* **WHAT IS ASKED**: Without the pictures, set down every line of the data exactly.

* **PROVIDED MATERIAL**:
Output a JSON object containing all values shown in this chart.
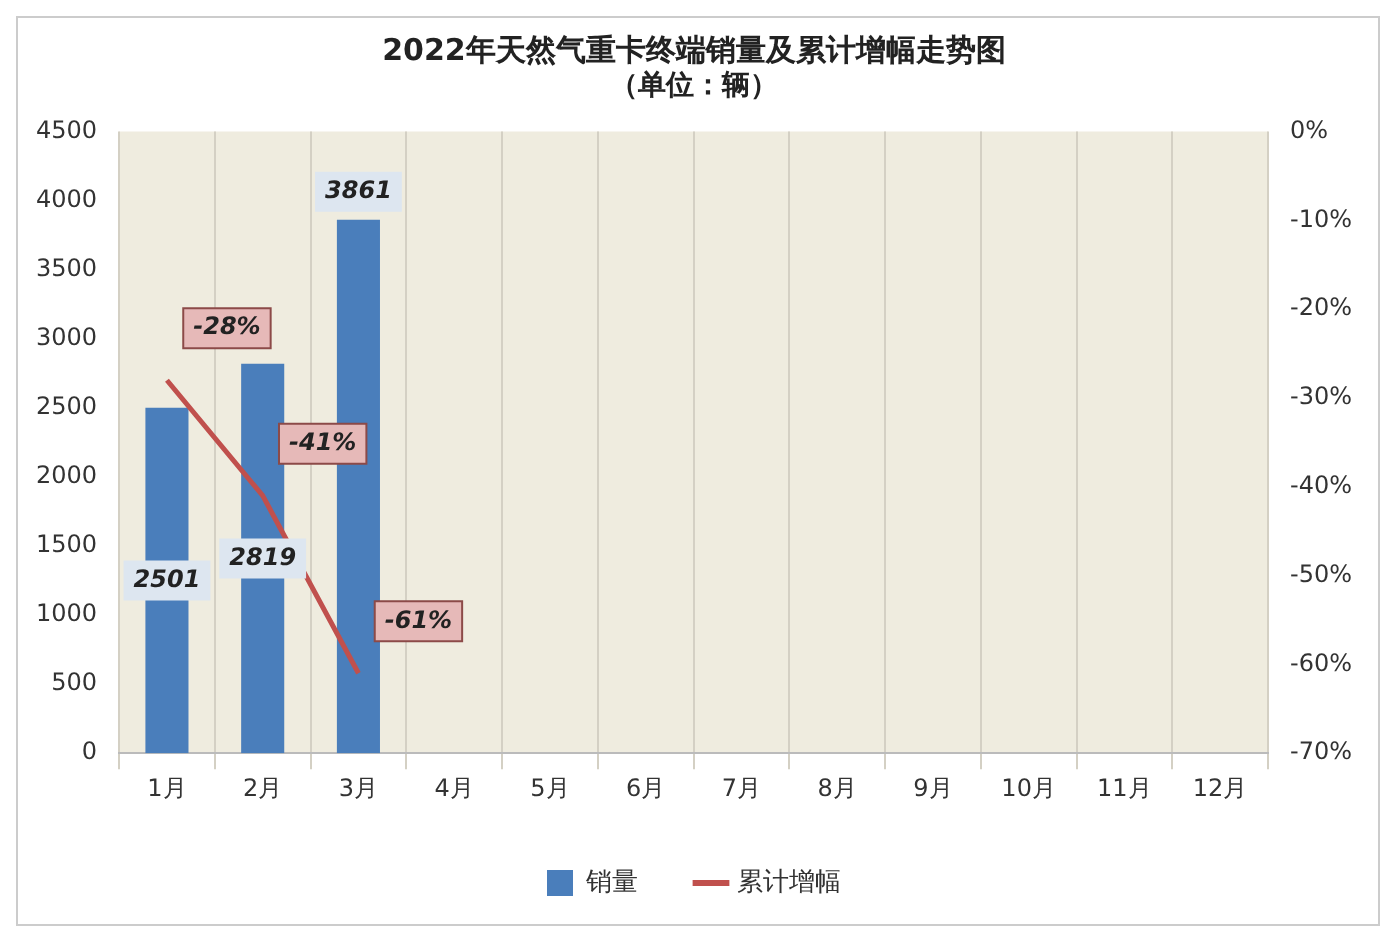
{
  "chart_data": {
    "type": "bar",
    "title": "2022年天然气重卡终端销量及累计增幅走势图",
    "subtitle": "（单位：辆）",
    "categories": [
      "1月",
      "2月",
      "3月",
      "4月",
      "5月",
      "6月",
      "7月",
      "8月",
      "9月",
      "10月",
      "11月",
      "12月"
    ],
    "series": [
      {
        "name": "销量",
        "color": "#4a7ebb",
        "values": [
          2501,
          2819,
          3861,
          null,
          null,
          null,
          null,
          null,
          null,
          null,
          null,
          null
        ],
        "value_labels": [
          "2501",
          "2819",
          "3861",
          null,
          null,
          null,
          null,
          null,
          null,
          null,
          null,
          null
        ]
      },
      {
        "name": "累计增幅",
        "type": "line",
        "axis": "y2",
        "color": "#c0504d",
        "values": [
          -28,
          -41,
          -61,
          null,
          null,
          null,
          null,
          null,
          null,
          null,
          null,
          null
        ],
        "value_labels": [
          "-28%",
          "-41%",
          "-61%",
          null,
          null,
          null,
          null,
          null,
          null,
          null,
          null,
          null
        ]
      }
    ],
    "ylim": [
      0,
      4500
    ],
    "yticks": [
      0,
      500,
      1000,
      1500,
      2000,
      2500,
      3000,
      3500,
      4000,
      4500
    ],
    "y2lim": [
      -70,
      0
    ],
    "y2ticks": [
      {
        "value": 0,
        "label": "0%"
      },
      {
        "value": -10,
        "label": "-10%"
      },
      {
        "value": -20,
        "label": "-20%"
      },
      {
        "value": -30,
        "label": "-30%"
      },
      {
        "value": -40,
        "label": "-40%"
      },
      {
        "value": -50,
        "label": "-50%"
      },
      {
        "value": -60,
        "label": "-60%"
      },
      {
        "value": -70,
        "label": "-70%"
      }
    ],
    "grid": "x",
    "legend": "bottom",
    "marker": "none",
    "line_style": "solid"
  }
}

* **WRITTEN SOLUTION**:
Output a JSON object containing all values shown in this chart.
{
  "chart_data": {
    "type": "bar",
    "title": "2022年天然气重卡终端销量及累计增幅走势图",
    "subtitle": "（单位：辆）",
    "categories": [
      "1月",
      "2月",
      "3月",
      "4月",
      "5月",
      "6月",
      "7月",
      "8月",
      "9月",
      "10月",
      "11月",
      "12月"
    ],
    "series": [
      {
        "name": "销量",
        "color": "#4a7ebb",
        "values": [
          2501,
          2819,
          3861,
          null,
          null,
          null,
          null,
          null,
          null,
          null,
          null,
          null
        ],
        "value_labels": [
          "2501",
          "2819",
          "3861",
          null,
          null,
          null,
          null,
          null,
          null,
          null,
          null,
          null
        ]
      },
      {
        "name": "累计增幅",
        "type": "line",
        "axis": "y2",
        "color": "#c0504d",
        "values": [
          -28,
          -41,
          -61,
          null,
          null,
          null,
          null,
          null,
          null,
          null,
          null,
          null
        ],
        "value_labels": [
          "-28%",
          "-41%",
          "-61%",
          null,
          null,
          null,
          null,
          null,
          null,
          null,
          null,
          null
        ]
      }
    ],
    "ylim": [
      0,
      4500
    ],
    "yticks": [
      0,
      500,
      1000,
      1500,
      2000,
      2500,
      3000,
      3500,
      4000,
      4500
    ],
    "y2lim": [
      -70,
      0
    ],
    "y2ticks": [
      {
        "value": 0,
        "label": "0%"
      },
      {
        "value": -10,
        "label": "-10%"
      },
      {
        "value": -20,
        "label": "-20%"
      },
      {
        "value": -30,
        "label": "-30%"
      },
      {
        "value": -40,
        "label": "-40%"
      },
      {
        "value": -50,
        "label": "-50%"
      },
      {
        "value": -60,
        "label": "-60%"
      },
      {
        "value": -70,
        "label": "-70%"
      }
    ],
    "grid": "x",
    "legend": "bottom",
    "marker": "none",
    "line_style": "solid"
  }
}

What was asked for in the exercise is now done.